** START OF PROVIDED INFORMATION **

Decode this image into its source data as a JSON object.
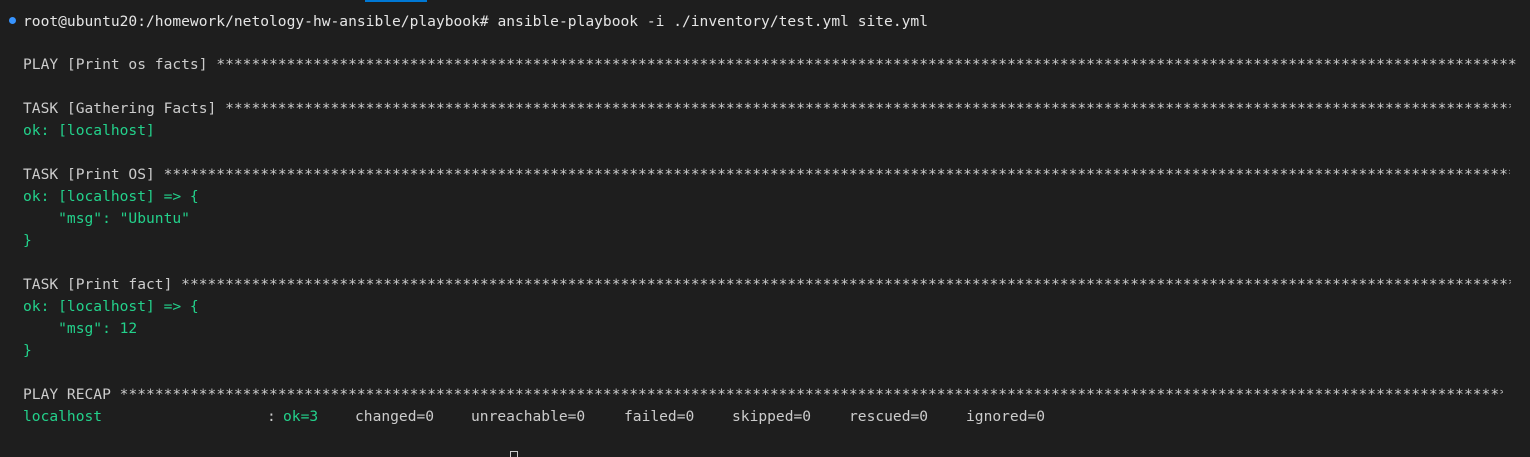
{
  "prompt": {
    "user_host_path": "root@ubuntu20:/homework/netology-hw-ansible/playbook#",
    "command": "ansible-playbook -i ./inventory/test.yml site.yml"
  },
  "play_header": {
    "label": "PLAY [Print os facts]"
  },
  "tasks": [
    {
      "header": "TASK [Gathering Facts]",
      "result": "ok: [localhost]"
    },
    {
      "header": "TASK [Print OS]",
      "result": "ok: [localhost] => {",
      "msg": "    \"msg\": \"Ubuntu\"",
      "close": "}"
    },
    {
      "header": "TASK [Print fact]",
      "result": "ok: [localhost] => {",
      "msg": "    \"msg\": 12",
      "close": "}"
    }
  ],
  "recap": {
    "header": "PLAY RECAP",
    "host": "localhost",
    "colon": ":",
    "ok": "ok=3",
    "changed": "changed=0",
    "unreachable": "unreachable=0",
    "failed": "failed=0",
    "skipped": "skipped=0",
    "rescued": "rescued=0",
    "ignored": "ignored=0"
  },
  "stars": "*******************************************************************************************************************************************************************",
  "colors": {
    "background": "#1e1e1e",
    "text": "#cccccc",
    "ok_green": "#23d18b",
    "prompt_dot": "#3794ff"
  }
}
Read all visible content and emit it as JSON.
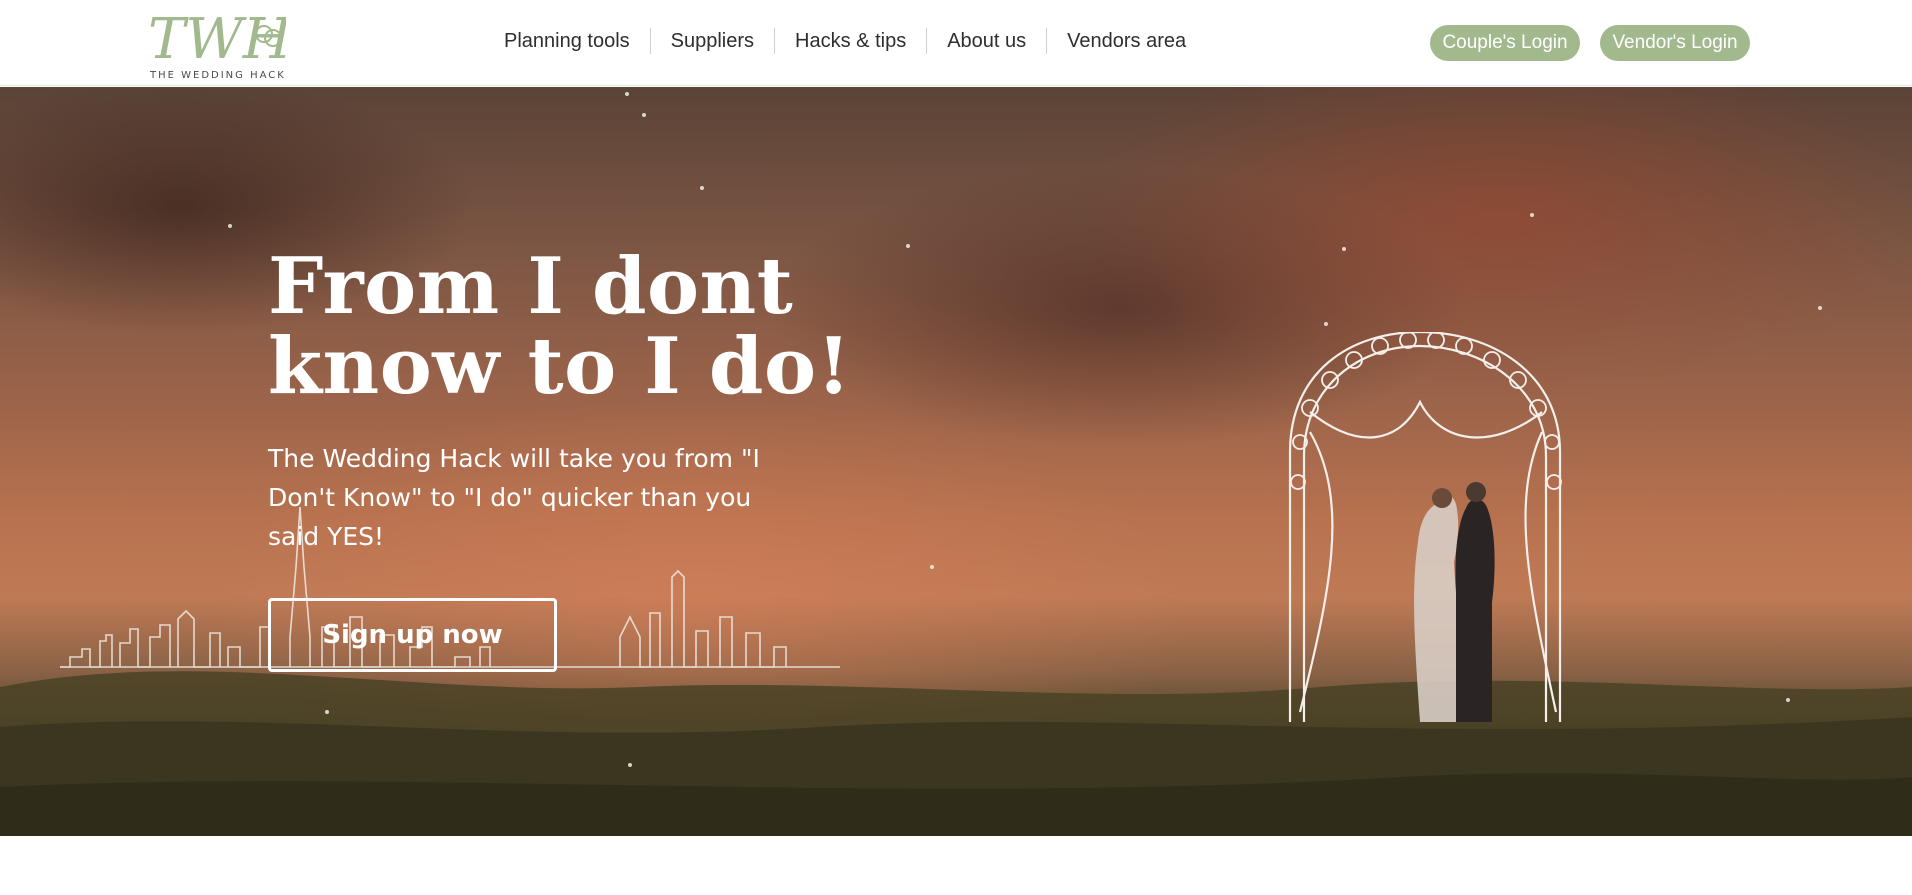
{
  "brand": {
    "monogram": "TWH",
    "name": "THE WEDDING HACK",
    "accent_color": "#a2b98e"
  },
  "nav": {
    "items": [
      {
        "label": "Planning tools"
      },
      {
        "label": "Suppliers"
      },
      {
        "label": "Hacks & tips"
      },
      {
        "label": "About us"
      },
      {
        "label": "Vendors area"
      }
    ]
  },
  "auth": {
    "couple_login_label": "Couple's Login",
    "vendor_login_label": "Vendor's Login"
  },
  "hero": {
    "title_line1": "From I dont",
    "title_line2": "know to I do!",
    "subtitle": "The Wedding Hack will take you from \"I Don't Know\" to \"I do\" quicker than you said YES!",
    "cta_label": "Sign up now",
    "image_description_icon": "couple-under-floral-arch-photo"
  }
}
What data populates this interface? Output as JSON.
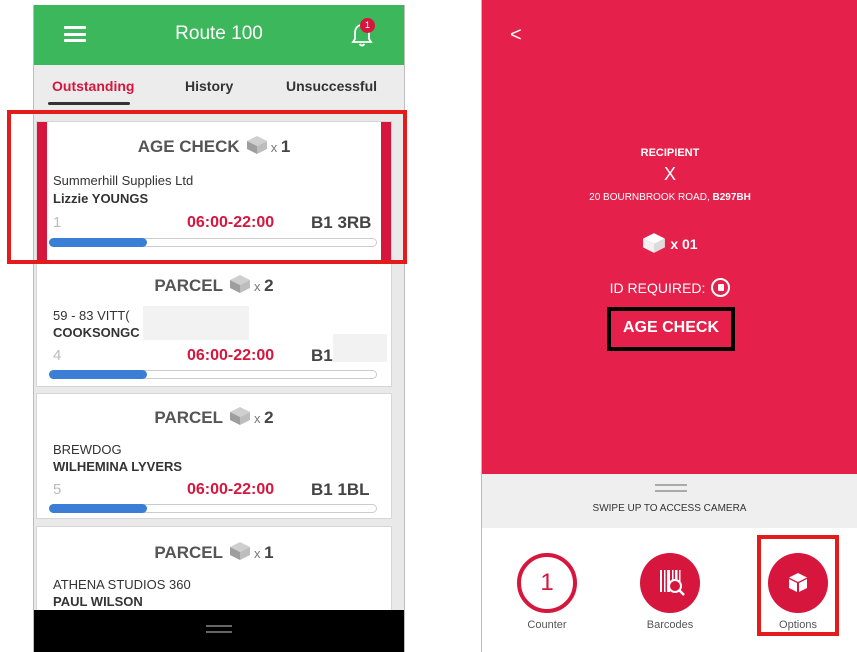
{
  "left_screen": {
    "header": {
      "title": "Route 100",
      "notification_count": "1"
    },
    "tabs": [
      {
        "label": "Outstanding",
        "active": true
      },
      {
        "label": "History",
        "active": false
      },
      {
        "label": "Unsuccessful",
        "active": false
      }
    ],
    "cards": [
      {
        "type": "AGE CHECK",
        "qty_prefix": "x",
        "qty": "1",
        "company": "Summerhill Supplies Ltd",
        "person": "Lizzie YOUNGS",
        "number": "1",
        "time": "06:00-22:00",
        "postcode": "B1 3RB",
        "progress": 0.3
      },
      {
        "type": "PARCEL",
        "qty_prefix": "x",
        "qty": "2",
        "company": "59 - 83 VITT(",
        "person": "COOKSONGC",
        "number": "4",
        "time": "06:00-22:00",
        "postcode": "B1",
        "progress": 0.3
      },
      {
        "type": "PARCEL",
        "qty_prefix": "x",
        "qty": "2",
        "company": "BREWDOG",
        "person": "WILHEMINA LYVERS",
        "number": "5",
        "time": "06:00-22:00",
        "postcode": "B1 1BL",
        "progress": 0.3
      },
      {
        "type": "PARCEL",
        "qty_prefix": "x",
        "qty": "1",
        "company": "ATHENA STUDIOS 360",
        "person": "PAUL WILSON"
      }
    ]
  },
  "right_screen": {
    "back_label": "<",
    "recipient_heading": "RECIPIENT",
    "recipient_name": "X",
    "address_plain": "20 BOURNBROOK ROAD, ",
    "address_bold": "B297BH",
    "parcel_count": "x 01",
    "id_required": "ID REQUIRED:",
    "age_check": "AGE CHECK",
    "swipe_text": "SWIPE UP TO ACCESS CAMERA",
    "actions": [
      {
        "label": "Counter",
        "value": "1"
      },
      {
        "label": "Barcodes"
      },
      {
        "label": "Options"
      }
    ]
  },
  "colors": {
    "green": "#3cb75c",
    "red": "#d6163d",
    "panel_red": "#e5204a",
    "progress_blue": "#3b7ed6",
    "highlight": "#e31b1b"
  }
}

** END OF PROVIDED INFORMATION **

[EXERCISE TASK]
Repeat the entries exactly and keep the pictures out of the copy.

[SOLUTION FOR THIS TASK]
Decode this image into its source data as a JSON object.
{
  "prompt": {
    "user_host_path": "root@ubuntu20:/homework/netology-hw-ansible/playbook#",
    "command": "ansible-playbook -i ./inventory/test.yml site.yml"
  },
  "play_header": {
    "label": "PLAY [Print os facts]"
  },
  "tasks": [
    {
      "header": "TASK [Gathering Facts]",
      "result": "ok: [localhost]"
    },
    {
      "header": "TASK [Print OS]",
      "result": "ok: [localhost] => {",
      "msg": "    \"msg\": \"Ubuntu\"",
      "close": "}"
    },
    {
      "header": "TASK [Print fact]",
      "result": "ok: [localhost] => {",
      "msg": "    \"msg\": 12",
      "close": "}"
    }
  ],
  "recap": {
    "header": "PLAY RECAP",
    "host": "localhost",
    "colon": ":",
    "ok": "ok=3",
    "changed": "changed=0",
    "unreachable": "unreachable=0",
    "failed": "failed=0",
    "skipped": "skipped=0",
    "rescued": "rescued=0",
    "ignored": "ignored=0"
  },
  "stars": "*******************************************************************************************************************************************************************",
  "colors": {
    "background": "#1e1e1e",
    "text": "#cccccc",
    "ok_green": "#23d18b",
    "prompt_dot": "#3794ff"
  }
}
Read all visible content and emit it as JSON.
{
  "brand": {
    "monogram": "TWH",
    "name": "THE WEDDING HACK",
    "accent_color": "#a2b98e"
  },
  "nav": {
    "items": [
      {
        "label": "Planning tools"
      },
      {
        "label": "Suppliers"
      },
      {
        "label": "Hacks & tips"
      },
      {
        "label": "About us"
      },
      {
        "label": "Vendors area"
      }
    ]
  },
  "auth": {
    "couple_login_label": "Couple's Login",
    "vendor_login_label": "Vendor's Login"
  },
  "hero": {
    "title_line1": "From I dont",
    "title_line2": "know to I do!",
    "subtitle": "The Wedding Hack will take you from \"I Don't Know\" to \"I do\" quicker than you said YES!",
    "cta_label": "Sign up now",
    "image_description_icon": "couple-under-floral-arch-photo"
  }
}
What data populates this interface? Output as JSON.
{
  "left_screen": {
    "header": {
      "title": "Route 100",
      "notification_count": "1"
    },
    "tabs": [
      {
        "label": "Outstanding",
        "active": true
      },
      {
        "label": "History",
        "active": false
      },
      {
        "label": "Unsuccessful",
        "active": false
      }
    ],
    "cards": [
      {
        "type": "AGE CHECK",
        "qty_prefix": "x",
        "qty": "1",
        "company": "Summerhill Supplies Ltd",
        "person": "Lizzie YOUNGS",
        "number": "1",
        "time": "06:00-22:00",
        "postcode": "B1 3RB",
        "progress": 0.3
      },
      {
        "type": "PARCEL",
        "qty_prefix": "x",
        "qty": "2",
        "company": "59 - 83 VITT(",
        "person": "COOKSONGC",
        "number": "4",
        "time": "06:00-22:00",
        "postcode": "B1",
        "progress": 0.3
      },
      {
        "type": "PARCEL",
        "qty_prefix": "x",
        "qty": "2",
        "company": "BREWDOG",
        "person": "WILHEMINA LYVERS",
        "number": "5",
        "time": "06:00-22:00",
        "postcode": "B1 1BL",
        "progress": 0.3
      },
      {
        "type": "PARCEL",
        "qty_prefix": "x",
        "qty": "1",
        "company": "ATHENA STUDIOS 360",
        "person": "PAUL WILSON"
      }
    ]
  },
  "right_screen": {
    "back_label": "<",
    "recipient_heading": "RECIPIENT",
    "recipient_name": "X",
    "address_plain": "20 BOURNBROOK ROAD, ",
    "address_bold": "B297BH",
    "parcel_count": "x 01",
    "id_required": "ID REQUIRED:",
    "age_check": "AGE CHECK",
    "swipe_text": "SWIPE UP TO ACCESS CAMERA",
    "actions": [
      {
        "label": "Counter",
        "value": "1"
      },
      {
        "label": "Barcodes"
      },
      {
        "label": "Options"
      }
    ]
  },
  "colors": {
    "green": "#3cb75c",
    "red": "#d6163d",
    "panel_red": "#e5204a",
    "progress_blue": "#3b7ed6",
    "highlight": "#e31b1b"
  }
}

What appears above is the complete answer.